Quote every line of the data below as it stands, omitting pictures.
:: DATASET ::
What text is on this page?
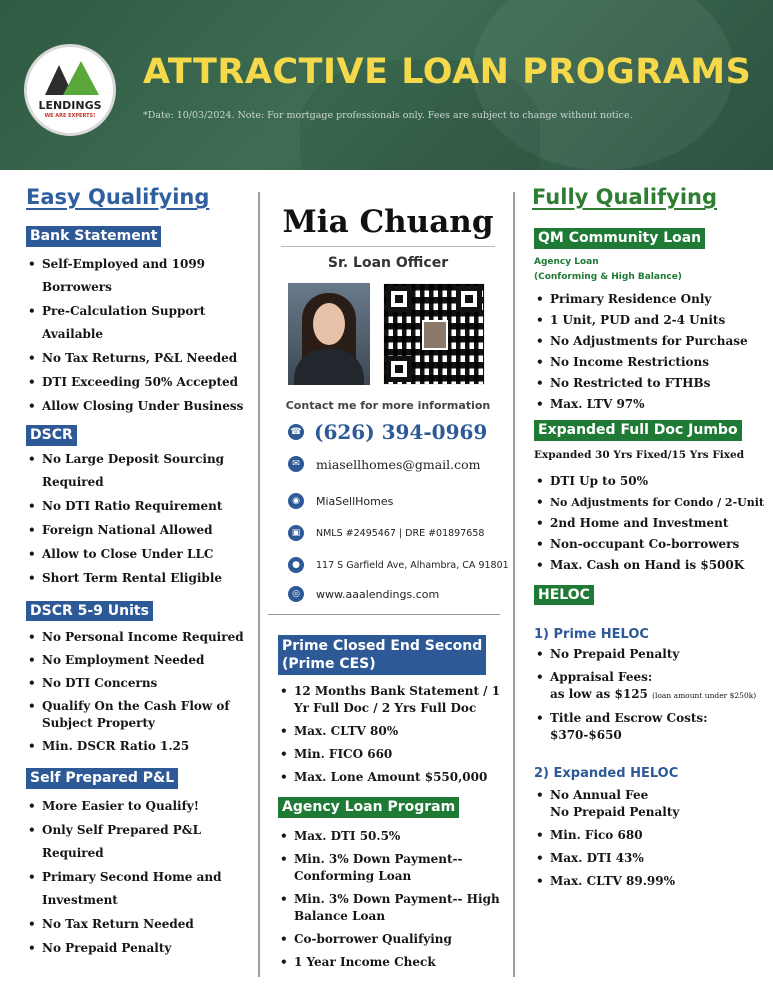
LENDINGS
WE ARE EXPERTS!
ATTRACTIVE LOAN PROGRAMS
*Date: 10/03/2024. Note: For mortgage professionals only. Fees are subject to change without notice.
Easy Qualifying
Bank Statement
• Self-Employed and 1099 Borrowers
• Pre-Calculation Support Available
• No Tax Returns, P&L Needed
• DTI Exceeding 50% Accepted
• Allow Closing Under Business
DSCR
• No Large Deposit Sourcing Required
• No DTI Ratio Requirement
• Foreign National Allowed
• Allow to Close Under LLC
• Short Term Rental Eligible
DSCR 5-9 Units
• No Personal Income Required
• No Employment Needed
• No DTI Concerns
• Qualify On the Cash Flow of Subject Property
• Min. DSCR Ratio 1.25
Self Prepared P&L
• More Easier to Qualify!
• Only Self Prepared P&L Required
• Primary Second Home and Investment
• No Tax Return Needed
• No Prepaid Penalty
Mia Chuang
Sr. Loan Officer
Contact me for more information
☎ (626) 394-0969
✉	miasellhomes@gmail.com
◉	MiaSellHomes
▣	NMLS #2495467 | DRE #01897658
●	117 S Garfield Ave, Alhambra, CA 91801
◎	www.aaalendings.com
Prime Closed End Second
(Prime CES)
• 12 Months Bank Statement / 1 Yr Full Doc / 2 Yrs Full Doc
• Max. CLTV 80%
• Min. FICO 660
• Max. Lone Amount $550,000
Agency Loan Program
• Max. DTI 50.5%
• Min. 3% Down Payment-- Conforming Loan
• Min. 3% Down Payment-- High Balance Loan
• Co-borrower Qualifying
• 1 Year Income Check
Fully Qualifying
QM Community Loan
Agency Loan
(Conforming & High Balance)
• Primary Residence Only
• 1 Unit, PUD and 2-4 Units
• No Adjustments for Purchase
• No Income Restrictions
• No Restricted to FTHBs
• Max. LTV 97%
Expanded Full Doc Jumbo
Expanded 30 Yrs Fixed/15 Yrs Fixed
• DTI Up to 50%
• No Adjustments for Condo / 2-Unit
• 2nd Home and Investment
• Non-occupant Co-borrowers
• Max. Cash on Hand is $500K
HELOC
1) Prime HELOC
• No Prepaid Penalty
• Appraisal Fees:
as low as $125 (loan amount under $250k)
• Title and Escrow Costs: $370-$650
2) Expanded HELOC
• No Annual Fee
No Prepaid Penalty
• Min. Fico 680
• Max. DTI 43%
• Max. CLTV 89.99%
:::
**ANSWER BELOW**.
What text is on this page?
LENDINGS
WE ARE EXPERTS!
ATTRACTIVE LOAN PROGRAMS
*Date: 10/03/2024. Note: For mortgage professionals only. Fees are subject to change without notice.
Easy Qualifying
Bank Statement
• Self-Employed and 1099 Borrowers
• Pre-Calculation Support Available
• No Tax Returns, P&L Needed
• DTI Exceeding 50% Accepted
• Allow Closing Under Business
DSCR
• No Large Deposit Sourcing Required
• No DTI Ratio Requirement
• Foreign National Allowed
• Allow to Close Under LLC
• Short Term Rental Eligible
DSCR 5-9 Units
• No Personal Income Required
• No Employment Needed
• No DTI Concerns
• Qualify On the Cash Flow of Subject Property
• Min. DSCR Ratio 1.25
Self Prepared P&L
• More Easier to Qualify!
• Only Self Prepared P&L Required
• Primary Second Home and Investment
• No Tax Return Needed
• No Prepaid Penalty
Mia Chuang
Sr. Loan Officer
Contact me for more information
☎ (626) 394-0969
✉	miasellhomes@gmail.com
◉	MiaSellHomes
▣	NMLS #2495467 | DRE #01897658
●	117 S Garfield Ave, Alhambra, CA 91801
◎	www.aaalendings.com
Prime Closed End Second
(Prime CES)
• 12 Months Bank Statement / 1 Yr Full Doc / 2 Yrs Full Doc
• Max. CLTV 80%
• Min. FICO 660
• Max. Lone Amount $550,000
Agency Loan Program
• Max. DTI 50.5%
• Min. 3% Down Payment-- Conforming Loan
• Min. 3% Down Payment-- High Balance Loan
• Co-borrower Qualifying
• 1 Year Income Check
Fully Qualifying
QM Community Loan
Agency Loan
(Conforming & High Balance)
• Primary Residence Only
• 1 Unit, PUD and 2-4 Units
• No Adjustments for Purchase
• No Income Restrictions
• No Restricted to FTHBs
• Max. LTV 97%
Expanded Full Doc Jumbo
Expanded 30 Yrs Fixed/15 Yrs Fixed
• DTI Up to 50%
• No Adjustments for Condo / 2-Unit
• 2nd Home and Investment
• Non-occupant Co-borrowers
• Max. Cash on Hand is $500K
HELOC
1) Prime HELOC
• No Prepaid Penalty
• Appraisal Fees:
as low as $125 (loan amount under $250k)
• Title and Escrow Costs: $370-$650
2) Expanded HELOC
• No Annual Fee
No Prepaid Penalty
• Min. Fico 680
• Max. DTI 43%
• Max. CLTV 89.99%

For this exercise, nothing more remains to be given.